▸ Task statement
In the data below, find every line with the string "Connection" and pull it out.

▸ Record excerpts
────────────────
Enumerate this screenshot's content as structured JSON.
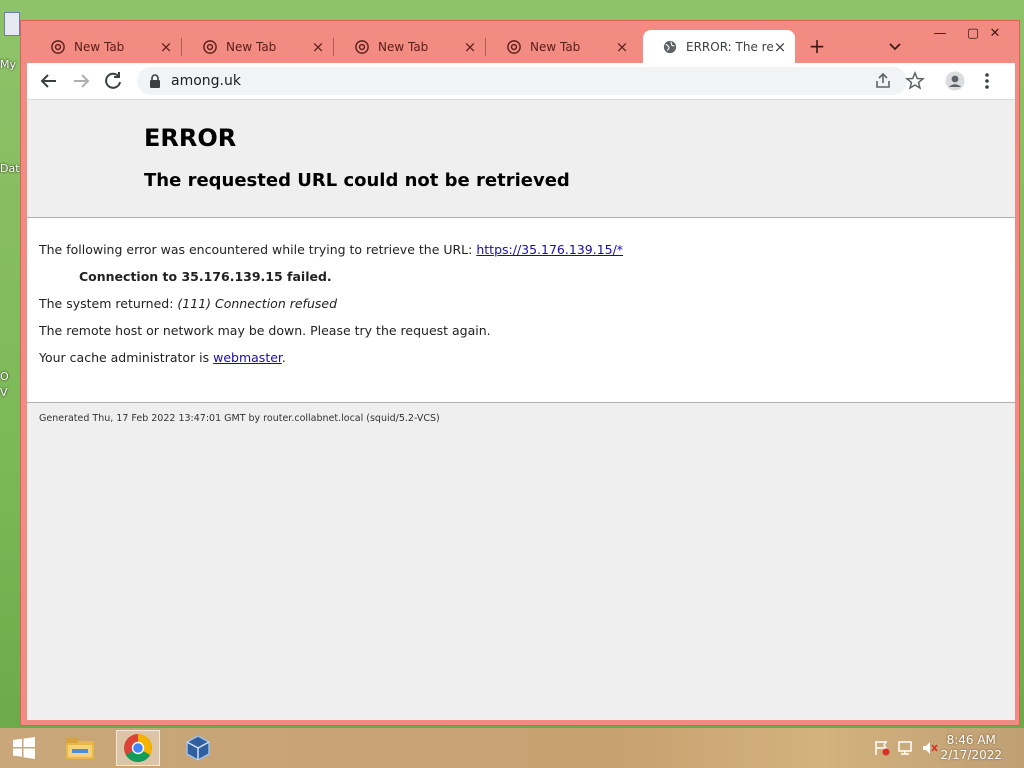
{
  "desktop": {
    "labels": [
      "My",
      "Dat",
      "O",
      "V"
    ]
  },
  "browser": {
    "tabs": [
      {
        "title": "New Tab",
        "active": false
      },
      {
        "title": "New Tab",
        "active": false
      },
      {
        "title": "New Tab",
        "active": false
      },
      {
        "title": "New Tab",
        "active": false
      },
      {
        "title": "ERROR: The requ",
        "active": true
      }
    ],
    "new_tab_label": "+",
    "window_controls": {
      "minimize": "—",
      "maximize": "▢",
      "close": "✕"
    },
    "address": "among.uk",
    "colors": {
      "frame": "#f28b82",
      "tab_active": "#ffffff",
      "link": "#1a0dab"
    }
  },
  "page": {
    "title": "ERROR",
    "subtitle": "The requested URL could not be retrieved",
    "line1_text": "The following error was encountered while trying to retrieve the URL: ",
    "line1_link": "https://35.176.139.15/*",
    "line2": "Connection to 35.176.139.15 failed.",
    "line3_text": "The system returned: ",
    "line3_emph": "(111) Connection refused",
    "line4": "The remote host or network may be down. Please try the request again.",
    "line5_text": "Your cache administrator is ",
    "line5_link": "webmaster",
    "line5_end": ".",
    "footer": "Generated Thu, 17 Feb 2022 13:47:01 GMT by router.collabnet.local (squid/5.2-VCS)"
  },
  "taskbar": {
    "apps": [
      "start-icon",
      "file-explorer-icon",
      "chrome-icon",
      "virtualbox-icon"
    ],
    "time": "8:46 AM",
    "date": "2/17/2022"
  }
}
────────────────
▸ Exercise solution
    "line2": "Connection to 35.176.139.15 failed.",
    "line3_emph": "(111) Connection refused",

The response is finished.